▶ **TASK GOAL**: Please repeat all of the lines that follow, exactly as written.
◆ ◆ ◆
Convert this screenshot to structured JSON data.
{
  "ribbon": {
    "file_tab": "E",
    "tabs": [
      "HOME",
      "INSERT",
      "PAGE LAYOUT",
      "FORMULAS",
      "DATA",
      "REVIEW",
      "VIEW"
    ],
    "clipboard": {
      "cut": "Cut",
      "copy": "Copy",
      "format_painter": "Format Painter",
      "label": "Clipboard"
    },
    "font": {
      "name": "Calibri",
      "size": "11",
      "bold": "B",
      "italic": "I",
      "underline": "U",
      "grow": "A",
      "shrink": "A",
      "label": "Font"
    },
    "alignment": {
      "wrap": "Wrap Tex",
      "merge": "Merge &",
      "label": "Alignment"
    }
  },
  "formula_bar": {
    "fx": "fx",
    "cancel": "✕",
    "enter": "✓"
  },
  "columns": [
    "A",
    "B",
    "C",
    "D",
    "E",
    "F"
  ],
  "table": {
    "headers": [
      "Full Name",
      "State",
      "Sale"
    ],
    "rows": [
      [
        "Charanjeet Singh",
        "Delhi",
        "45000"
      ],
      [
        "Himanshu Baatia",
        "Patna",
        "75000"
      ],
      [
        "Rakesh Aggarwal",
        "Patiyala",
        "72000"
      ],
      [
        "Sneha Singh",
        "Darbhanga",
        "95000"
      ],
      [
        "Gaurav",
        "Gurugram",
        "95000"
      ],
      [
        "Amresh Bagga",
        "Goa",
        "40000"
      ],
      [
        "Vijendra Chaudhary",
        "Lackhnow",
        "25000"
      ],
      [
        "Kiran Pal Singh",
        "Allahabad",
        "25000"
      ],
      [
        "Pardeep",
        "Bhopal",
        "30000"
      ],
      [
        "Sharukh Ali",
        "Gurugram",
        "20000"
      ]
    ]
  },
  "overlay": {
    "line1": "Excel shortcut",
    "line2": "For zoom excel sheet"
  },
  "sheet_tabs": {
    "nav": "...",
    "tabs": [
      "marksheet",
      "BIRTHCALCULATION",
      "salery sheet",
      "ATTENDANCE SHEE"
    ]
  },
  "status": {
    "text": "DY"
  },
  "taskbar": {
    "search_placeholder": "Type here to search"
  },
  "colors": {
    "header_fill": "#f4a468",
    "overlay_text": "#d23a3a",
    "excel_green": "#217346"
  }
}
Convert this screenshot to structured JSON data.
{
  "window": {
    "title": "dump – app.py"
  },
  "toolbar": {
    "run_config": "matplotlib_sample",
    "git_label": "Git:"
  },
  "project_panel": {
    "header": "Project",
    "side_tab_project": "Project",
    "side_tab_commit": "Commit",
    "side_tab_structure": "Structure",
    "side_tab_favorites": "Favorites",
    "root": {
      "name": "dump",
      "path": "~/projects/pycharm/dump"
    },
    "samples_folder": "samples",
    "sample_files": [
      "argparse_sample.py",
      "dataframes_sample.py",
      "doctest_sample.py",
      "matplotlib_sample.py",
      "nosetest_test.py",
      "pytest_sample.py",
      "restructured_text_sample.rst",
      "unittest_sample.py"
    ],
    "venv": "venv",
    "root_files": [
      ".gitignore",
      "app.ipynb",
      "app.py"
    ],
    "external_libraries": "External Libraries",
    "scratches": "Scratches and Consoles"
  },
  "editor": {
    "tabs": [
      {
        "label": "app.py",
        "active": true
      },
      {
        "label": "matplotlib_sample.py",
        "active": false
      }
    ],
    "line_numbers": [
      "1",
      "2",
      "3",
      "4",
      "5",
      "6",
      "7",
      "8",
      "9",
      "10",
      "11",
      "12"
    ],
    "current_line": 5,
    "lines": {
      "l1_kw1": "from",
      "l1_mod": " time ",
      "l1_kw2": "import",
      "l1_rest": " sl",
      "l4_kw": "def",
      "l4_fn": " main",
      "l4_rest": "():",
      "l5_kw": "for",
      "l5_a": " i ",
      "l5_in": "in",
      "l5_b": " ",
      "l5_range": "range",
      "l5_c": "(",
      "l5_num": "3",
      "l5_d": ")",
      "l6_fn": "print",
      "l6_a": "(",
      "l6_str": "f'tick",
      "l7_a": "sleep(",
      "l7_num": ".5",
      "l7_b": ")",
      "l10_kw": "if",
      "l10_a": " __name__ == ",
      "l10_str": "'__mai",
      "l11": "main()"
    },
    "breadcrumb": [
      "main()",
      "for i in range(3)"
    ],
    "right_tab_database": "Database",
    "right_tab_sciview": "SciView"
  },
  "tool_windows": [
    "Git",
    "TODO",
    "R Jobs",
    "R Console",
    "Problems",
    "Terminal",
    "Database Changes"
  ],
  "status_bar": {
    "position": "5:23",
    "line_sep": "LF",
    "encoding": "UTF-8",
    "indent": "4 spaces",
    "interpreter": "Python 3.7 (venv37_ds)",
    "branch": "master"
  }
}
◆ ◆ ◆
▶ **TASK OUTPUT**:
Convert this screenshot to structured JSON data.
{
  "ribbon": {
    "file_tab": "E",
    "tabs": [
      "HOME",
      "INSERT",
      "PAGE LAYOUT",
      "FORMULAS",
      "DATA",
      "REVIEW",
      "VIEW"
    ],
    "clipboard": {
      "cut": "Cut",
      "copy": "Copy",
      "format_painter": "Format Painter",
      "label": "Clipboard"
    },
    "font": {
      "name": "Calibri",
      "size": "11",
      "bold": "B",
      "italic": "I",
      "underline": "U",
      "grow": "A",
      "shrink": "A",
      "label": "Font"
    },
    "alignment": {
      "wrap": "Wrap Tex",
      "merge": "Merge &",
      "label": "Alignment"
    }
  },
  "formula_bar": {
    "fx": "fx",
    "cancel": "✕",
    "enter": "✓"
  },
  "columns": [
    "A",
    "B",
    "C",
    "D",
    "E",
    "F"
  ],
  "table": {
    "headers": [
      "Full Name",
      "State",
      "Sale"
    ],
    "rows": [
      [
        "Charanjeet Singh",
        "Delhi",
        "45000"
      ],
      [
        "Himanshu Baatia",
        "Patna",
        "75000"
      ],
      [
        "Rakesh Aggarwal",
        "Patiyala",
        "72000"
      ],
      [
        "Sneha Singh",
        "Darbhanga",
        "95000"
      ],
      [
        "Gaurav",
        "Gurugram",
        "95000"
      ],
      [
        "Amresh Bagga",
        "Goa",
        "40000"
      ],
      [
        "Vijendra Chaudhary",
        "Lackhnow",
        "25000"
      ],
      [
        "Kiran Pal Singh",
        "Allahabad",
        "25000"
      ],
      [
        "Pardeep",
        "Bhopal",
        "30000"
      ],
      [
        "Sharukh Ali",
        "Gurugram",
        "20000"
      ]
    ]
  },
  "overlay": {
    "line1": "Excel shortcut",
    "line2": "For zoom excel sheet"
  },
  "sheet_tabs": {
    "nav": "...",
    "tabs": [
      "marksheet",
      "BIRTHCALCULATION",
      "salery sheet",
      "ATTENDANCE SHEE"
    ]
  },
  "status": {
    "text": "DY"
  },
  "taskbar": {
    "search_placeholder": "Type here to search"
  },
  "colors": {
    "header_fill": "#f4a468",
    "overlay_text": "#d23a3a",
    "excel_green": "#217346"
  }
}
Convert this screenshot to structured JSON data.
{
  "window": {
    "title": "dump – app.py"
  },
  "toolbar": {
    "run_config": "matplotlib_sample",
    "git_label": "Git:"
  },
  "project_panel": {
    "header": "Project",
    "side_tab_project": "Project",
    "side_tab_commit": "Commit",
    "side_tab_structure": "Structure",
    "side_tab_favorites": "Favorites",
    "root": {
      "name": "dump",
      "path": "~/projects/pycharm/dump"
    },
    "samples_folder": "samples",
    "sample_files": [
      "argparse_sample.py",
      "dataframes_sample.py",
      "doctest_sample.py",
      "matplotlib_sample.py",
      "nosetest_test.py",
      "pytest_sample.py",
      "restructured_text_sample.rst",
      "unittest_sample.py"
    ],
    "venv": "venv",
    "root_files": [
      ".gitignore",
      "app.ipynb",
      "app.py"
    ],
    "external_libraries": "External Libraries",
    "scratches": "Scratches and Consoles"
  },
  "editor": {
    "tabs": [
      {
        "label": "app.py",
        "active": true
      },
      {
        "label": "matplotlib_sample.py",
        "active": false
      }
    ],
    "line_numbers": [
      "1",
      "2",
      "3",
      "4",
      "5",
      "6",
      "7",
      "8",
      "9",
      "10",
      "11",
      "12"
    ],
    "current_line": 5,
    "lines": {
      "l1_kw1": "from",
      "l1_mod": " time ",
      "l1_kw2": "import",
      "l1_rest": " sl",
      "l4_kw": "def",
      "l4_fn": " main",
      "l4_rest": "():",
      "l5_kw": "for",
      "l5_a": " i ",
      "l5_in": "in",
      "l5_b": " ",
      "l5_range": "range",
      "l5_c": "(",
      "l5_num": "3",
      "l5_d": ")",
      "l6_fn": "print",
      "l6_a": "(",
      "l6_str": "f'tick",
      "l7_a": "sleep(",
      "l7_num": ".5",
      "l7_b": ")",
      "l10_kw": "if",
      "l10_a": " __name__ == ",
      "l10_str": "'__mai",
      "l11": "main()"
    },
    "breadcrumb": [
      "main()",
      "for i in range(3)"
    ],
    "right_tab_database": "Database",
    "right_tab_sciview": "SciView"
  },
  "tool_windows": [
    "Git",
    "TODO",
    "R Jobs",
    "R Console",
    "Problems",
    "Terminal",
    "Database Changes"
  ],
  "status_bar": {
    "position": "5:23",
    "line_sep": "LF",
    "encoding": "UTF-8",
    "indent": "4 spaces",
    "interpreter": "Python 3.7 (venv37_ds)",
    "branch": "master"
  }
}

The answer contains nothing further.